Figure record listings
::::::
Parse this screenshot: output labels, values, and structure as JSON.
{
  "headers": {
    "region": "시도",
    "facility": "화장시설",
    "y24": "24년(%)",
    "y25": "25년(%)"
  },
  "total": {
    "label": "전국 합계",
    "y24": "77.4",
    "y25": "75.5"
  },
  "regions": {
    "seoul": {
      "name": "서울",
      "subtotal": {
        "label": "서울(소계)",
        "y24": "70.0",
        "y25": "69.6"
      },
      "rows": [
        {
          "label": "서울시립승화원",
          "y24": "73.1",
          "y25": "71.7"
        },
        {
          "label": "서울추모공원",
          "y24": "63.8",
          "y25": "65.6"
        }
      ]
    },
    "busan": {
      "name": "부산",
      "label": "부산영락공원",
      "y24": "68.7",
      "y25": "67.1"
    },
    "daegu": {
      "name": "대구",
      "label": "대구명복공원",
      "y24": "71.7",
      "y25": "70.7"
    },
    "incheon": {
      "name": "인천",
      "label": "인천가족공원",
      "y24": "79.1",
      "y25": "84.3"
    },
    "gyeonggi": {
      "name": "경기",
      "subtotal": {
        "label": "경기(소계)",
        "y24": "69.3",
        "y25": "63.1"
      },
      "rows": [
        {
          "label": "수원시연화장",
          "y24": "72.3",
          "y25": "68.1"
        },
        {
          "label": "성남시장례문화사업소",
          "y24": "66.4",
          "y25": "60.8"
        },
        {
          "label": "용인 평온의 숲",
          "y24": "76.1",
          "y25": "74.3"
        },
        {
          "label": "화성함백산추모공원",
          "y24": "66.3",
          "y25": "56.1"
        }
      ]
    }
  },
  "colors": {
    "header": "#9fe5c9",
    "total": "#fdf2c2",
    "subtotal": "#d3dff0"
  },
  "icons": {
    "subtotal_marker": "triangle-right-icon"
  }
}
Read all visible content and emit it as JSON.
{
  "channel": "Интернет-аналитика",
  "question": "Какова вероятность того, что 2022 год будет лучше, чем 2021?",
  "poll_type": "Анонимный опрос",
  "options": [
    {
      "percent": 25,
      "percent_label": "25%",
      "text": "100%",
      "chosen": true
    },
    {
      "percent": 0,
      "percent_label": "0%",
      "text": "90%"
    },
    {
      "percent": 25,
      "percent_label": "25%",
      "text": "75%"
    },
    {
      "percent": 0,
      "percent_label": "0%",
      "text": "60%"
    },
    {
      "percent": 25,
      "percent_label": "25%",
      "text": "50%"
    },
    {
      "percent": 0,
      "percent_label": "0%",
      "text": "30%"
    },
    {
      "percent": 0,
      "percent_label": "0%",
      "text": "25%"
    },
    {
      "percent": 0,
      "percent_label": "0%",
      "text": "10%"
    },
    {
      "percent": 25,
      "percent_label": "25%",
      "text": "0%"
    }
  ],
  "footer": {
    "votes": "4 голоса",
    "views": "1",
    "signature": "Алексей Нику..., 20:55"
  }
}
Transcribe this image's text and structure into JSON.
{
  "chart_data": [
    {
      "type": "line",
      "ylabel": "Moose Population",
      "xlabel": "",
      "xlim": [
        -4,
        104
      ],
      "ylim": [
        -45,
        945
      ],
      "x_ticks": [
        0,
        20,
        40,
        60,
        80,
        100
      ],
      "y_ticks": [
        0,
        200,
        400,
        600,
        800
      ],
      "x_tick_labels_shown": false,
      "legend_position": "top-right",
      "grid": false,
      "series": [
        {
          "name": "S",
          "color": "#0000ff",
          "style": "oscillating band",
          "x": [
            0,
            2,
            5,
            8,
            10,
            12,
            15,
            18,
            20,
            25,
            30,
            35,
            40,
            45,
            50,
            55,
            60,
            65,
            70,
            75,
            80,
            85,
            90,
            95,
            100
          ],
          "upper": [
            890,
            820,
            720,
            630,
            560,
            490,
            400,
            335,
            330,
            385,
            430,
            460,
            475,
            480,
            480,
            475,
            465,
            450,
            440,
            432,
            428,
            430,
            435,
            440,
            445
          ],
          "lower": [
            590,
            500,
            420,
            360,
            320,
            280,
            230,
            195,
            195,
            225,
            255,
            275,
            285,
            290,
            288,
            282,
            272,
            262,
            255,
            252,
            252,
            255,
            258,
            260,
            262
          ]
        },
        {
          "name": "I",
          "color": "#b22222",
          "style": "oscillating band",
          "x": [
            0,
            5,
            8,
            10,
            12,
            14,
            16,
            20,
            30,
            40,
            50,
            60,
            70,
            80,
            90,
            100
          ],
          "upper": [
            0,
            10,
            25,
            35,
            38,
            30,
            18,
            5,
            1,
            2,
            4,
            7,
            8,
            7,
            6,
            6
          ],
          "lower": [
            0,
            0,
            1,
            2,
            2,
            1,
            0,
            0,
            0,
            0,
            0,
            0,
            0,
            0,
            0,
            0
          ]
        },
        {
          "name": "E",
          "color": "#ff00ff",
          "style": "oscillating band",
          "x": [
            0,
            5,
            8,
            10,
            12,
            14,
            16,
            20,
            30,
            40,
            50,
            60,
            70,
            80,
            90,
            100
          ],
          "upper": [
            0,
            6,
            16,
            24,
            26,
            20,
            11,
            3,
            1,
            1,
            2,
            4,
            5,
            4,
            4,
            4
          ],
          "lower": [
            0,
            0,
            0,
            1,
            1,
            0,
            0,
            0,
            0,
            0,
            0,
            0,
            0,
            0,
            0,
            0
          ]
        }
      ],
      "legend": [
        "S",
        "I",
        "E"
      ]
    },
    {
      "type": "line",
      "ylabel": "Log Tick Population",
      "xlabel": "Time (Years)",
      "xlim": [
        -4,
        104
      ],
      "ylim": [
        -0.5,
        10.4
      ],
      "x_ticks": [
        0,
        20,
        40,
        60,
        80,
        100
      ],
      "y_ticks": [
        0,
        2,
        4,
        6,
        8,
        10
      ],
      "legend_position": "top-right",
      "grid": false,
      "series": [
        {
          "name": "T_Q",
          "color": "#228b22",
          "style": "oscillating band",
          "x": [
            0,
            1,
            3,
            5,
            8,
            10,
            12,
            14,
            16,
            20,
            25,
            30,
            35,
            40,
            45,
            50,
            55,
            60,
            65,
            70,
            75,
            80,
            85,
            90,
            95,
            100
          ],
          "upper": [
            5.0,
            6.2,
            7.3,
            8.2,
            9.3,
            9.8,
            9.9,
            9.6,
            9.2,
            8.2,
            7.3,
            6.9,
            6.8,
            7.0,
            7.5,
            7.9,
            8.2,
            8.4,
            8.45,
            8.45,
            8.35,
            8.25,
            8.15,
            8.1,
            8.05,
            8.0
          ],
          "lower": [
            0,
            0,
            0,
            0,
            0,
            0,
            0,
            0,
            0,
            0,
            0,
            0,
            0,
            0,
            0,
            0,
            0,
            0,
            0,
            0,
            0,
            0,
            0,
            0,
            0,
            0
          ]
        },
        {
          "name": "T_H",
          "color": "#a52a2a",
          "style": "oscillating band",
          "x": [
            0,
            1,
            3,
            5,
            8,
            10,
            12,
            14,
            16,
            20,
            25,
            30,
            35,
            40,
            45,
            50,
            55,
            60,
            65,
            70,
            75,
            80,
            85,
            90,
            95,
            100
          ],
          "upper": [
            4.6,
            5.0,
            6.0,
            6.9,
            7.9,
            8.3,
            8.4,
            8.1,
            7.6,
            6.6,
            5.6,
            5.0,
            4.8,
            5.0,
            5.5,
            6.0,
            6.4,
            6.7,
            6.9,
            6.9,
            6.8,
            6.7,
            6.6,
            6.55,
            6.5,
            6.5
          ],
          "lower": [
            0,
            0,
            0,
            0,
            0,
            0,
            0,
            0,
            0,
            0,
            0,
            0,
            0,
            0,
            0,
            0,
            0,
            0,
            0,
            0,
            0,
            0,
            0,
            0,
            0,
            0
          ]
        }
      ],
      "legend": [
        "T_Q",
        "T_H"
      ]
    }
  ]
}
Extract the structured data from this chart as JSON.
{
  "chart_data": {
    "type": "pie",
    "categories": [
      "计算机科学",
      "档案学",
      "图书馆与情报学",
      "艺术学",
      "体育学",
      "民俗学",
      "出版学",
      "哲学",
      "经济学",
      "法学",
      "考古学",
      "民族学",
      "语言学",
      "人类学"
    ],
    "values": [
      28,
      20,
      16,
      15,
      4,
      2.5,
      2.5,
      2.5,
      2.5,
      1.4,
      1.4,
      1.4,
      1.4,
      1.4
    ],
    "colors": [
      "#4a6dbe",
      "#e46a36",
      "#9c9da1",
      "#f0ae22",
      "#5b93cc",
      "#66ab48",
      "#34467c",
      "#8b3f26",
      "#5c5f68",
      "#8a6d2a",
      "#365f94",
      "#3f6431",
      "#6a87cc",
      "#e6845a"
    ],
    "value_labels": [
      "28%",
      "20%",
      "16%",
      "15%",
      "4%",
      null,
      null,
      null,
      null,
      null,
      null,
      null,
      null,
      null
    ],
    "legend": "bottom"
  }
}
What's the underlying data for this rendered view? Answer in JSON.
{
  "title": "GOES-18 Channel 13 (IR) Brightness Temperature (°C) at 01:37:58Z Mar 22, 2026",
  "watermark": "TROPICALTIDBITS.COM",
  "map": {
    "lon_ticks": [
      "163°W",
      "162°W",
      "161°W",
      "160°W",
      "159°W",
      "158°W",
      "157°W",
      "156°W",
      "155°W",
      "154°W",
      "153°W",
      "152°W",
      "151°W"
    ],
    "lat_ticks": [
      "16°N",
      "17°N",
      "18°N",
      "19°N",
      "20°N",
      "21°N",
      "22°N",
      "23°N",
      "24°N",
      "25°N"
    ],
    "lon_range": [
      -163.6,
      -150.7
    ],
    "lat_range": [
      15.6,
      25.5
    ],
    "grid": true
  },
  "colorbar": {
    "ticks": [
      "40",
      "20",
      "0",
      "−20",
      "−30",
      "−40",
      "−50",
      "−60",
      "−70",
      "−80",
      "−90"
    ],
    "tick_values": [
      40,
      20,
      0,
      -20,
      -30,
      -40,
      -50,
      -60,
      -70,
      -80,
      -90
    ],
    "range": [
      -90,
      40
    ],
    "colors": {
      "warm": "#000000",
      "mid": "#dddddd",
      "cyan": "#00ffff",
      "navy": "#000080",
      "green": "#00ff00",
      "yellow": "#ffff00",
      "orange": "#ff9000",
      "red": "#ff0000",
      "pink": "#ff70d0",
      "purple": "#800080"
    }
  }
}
::::::
> **GOAL**:
Work out the number of lines above that include the string "text" and write only that number.

> **RESULT**:
10